Repeat the listing in full, preserving every character.

◆ ◆ ◆

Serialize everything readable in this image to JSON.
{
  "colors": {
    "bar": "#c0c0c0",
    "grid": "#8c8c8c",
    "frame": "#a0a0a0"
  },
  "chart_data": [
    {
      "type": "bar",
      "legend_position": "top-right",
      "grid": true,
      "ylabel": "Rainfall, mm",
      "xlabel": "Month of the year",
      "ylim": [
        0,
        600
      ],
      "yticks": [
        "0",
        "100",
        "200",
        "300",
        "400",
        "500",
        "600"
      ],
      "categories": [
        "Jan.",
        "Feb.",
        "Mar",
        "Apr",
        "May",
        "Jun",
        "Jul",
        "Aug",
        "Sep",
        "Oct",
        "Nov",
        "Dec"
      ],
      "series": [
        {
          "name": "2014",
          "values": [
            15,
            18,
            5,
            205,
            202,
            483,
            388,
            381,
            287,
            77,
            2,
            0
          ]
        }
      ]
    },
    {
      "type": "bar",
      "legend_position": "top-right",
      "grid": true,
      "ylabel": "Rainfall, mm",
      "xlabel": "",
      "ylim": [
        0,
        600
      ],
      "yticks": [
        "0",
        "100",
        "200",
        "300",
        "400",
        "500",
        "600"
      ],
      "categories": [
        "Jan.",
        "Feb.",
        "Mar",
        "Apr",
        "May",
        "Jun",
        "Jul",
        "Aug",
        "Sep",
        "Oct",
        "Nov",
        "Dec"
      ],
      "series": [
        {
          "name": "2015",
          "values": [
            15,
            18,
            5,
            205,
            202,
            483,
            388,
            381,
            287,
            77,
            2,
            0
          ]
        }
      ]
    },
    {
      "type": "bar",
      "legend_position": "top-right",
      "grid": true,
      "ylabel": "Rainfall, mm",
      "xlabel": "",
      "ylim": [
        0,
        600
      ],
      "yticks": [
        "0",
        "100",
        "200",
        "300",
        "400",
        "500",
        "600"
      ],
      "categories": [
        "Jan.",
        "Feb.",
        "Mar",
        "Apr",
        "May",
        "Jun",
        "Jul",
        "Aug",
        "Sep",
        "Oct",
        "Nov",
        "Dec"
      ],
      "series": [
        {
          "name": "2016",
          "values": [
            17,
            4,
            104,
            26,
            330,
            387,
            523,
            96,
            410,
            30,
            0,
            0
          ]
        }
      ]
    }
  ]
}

◆ ◆ ◆

__RESPONSE__:
Serialize everything readable in this image to JSON.
{
  "colors": {
    "bar": "#c0c0c0",
    "grid": "#8c8c8c",
    "frame": "#a0a0a0"
  },
  "chart_data": [
    {
      "type": "bar",
      "legend_position": "top-right",
      "grid": true,
      "ylabel": "Rainfall, mm",
      "xlabel": "Month of the year",
      "ylim": [
        0,
        600
      ],
      "yticks": [
        "0",
        "100",
        "200",
        "300",
        "400",
        "500",
        "600"
      ],
      "categories": [
        "Jan.",
        "Feb.",
        "Mar",
        "Apr",
        "May",
        "Jun",
        "Jul",
        "Aug",
        "Sep",
        "Oct",
        "Nov",
        "Dec"
      ],
      "series": [
        {
          "name": "2014",
          "values": [
            15,
            18,
            5,
            205,
            202,
            483,
            388,
            381,
            287,
            77,
            2,
            0
          ]
        }
      ]
    },
    {
      "type": "bar",
      "legend_position": "top-right",
      "grid": true,
      "ylabel": "Rainfall, mm",
      "xlabel": "",
      "ylim": [
        0,
        600
      ],
      "yticks": [
        "0",
        "100",
        "200",
        "300",
        "400",
        "500",
        "600"
      ],
      "categories": [
        "Jan.",
        "Feb.",
        "Mar",
        "Apr",
        "May",
        "Jun",
        "Jul",
        "Aug",
        "Sep",
        "Oct",
        "Nov",
        "Dec"
      ],
      "series": [
        {
          "name": "2015",
          "values": [
            15,
            18,
            5,
            205,
            202,
            483,
            388,
            381,
            287,
            77,
            2,
            0
          ]
        }
      ]
    },
    {
      "type": "bar",
      "legend_position": "top-right",
      "grid": true,
      "ylabel": "Rainfall, mm",
      "xlabel": "",
      "ylim": [
        0,
        600
      ],
      "yticks": [
        "0",
        "100",
        "200",
        "300",
        "400",
        "500",
        "600"
      ],
      "categories": [
        "Jan.",
        "Feb.",
        "Mar",
        "Apr",
        "May",
        "Jun",
        "Jul",
        "Aug",
        "Sep",
        "Oct",
        "Nov",
        "Dec"
      ],
      "series": [
        {
          "name": "2016",
          "values": [
            17,
            4,
            104,
            26,
            330,
            387,
            523,
            96,
            410,
            30,
            0,
            0
          ]
        }
      ]
    }
  ]
}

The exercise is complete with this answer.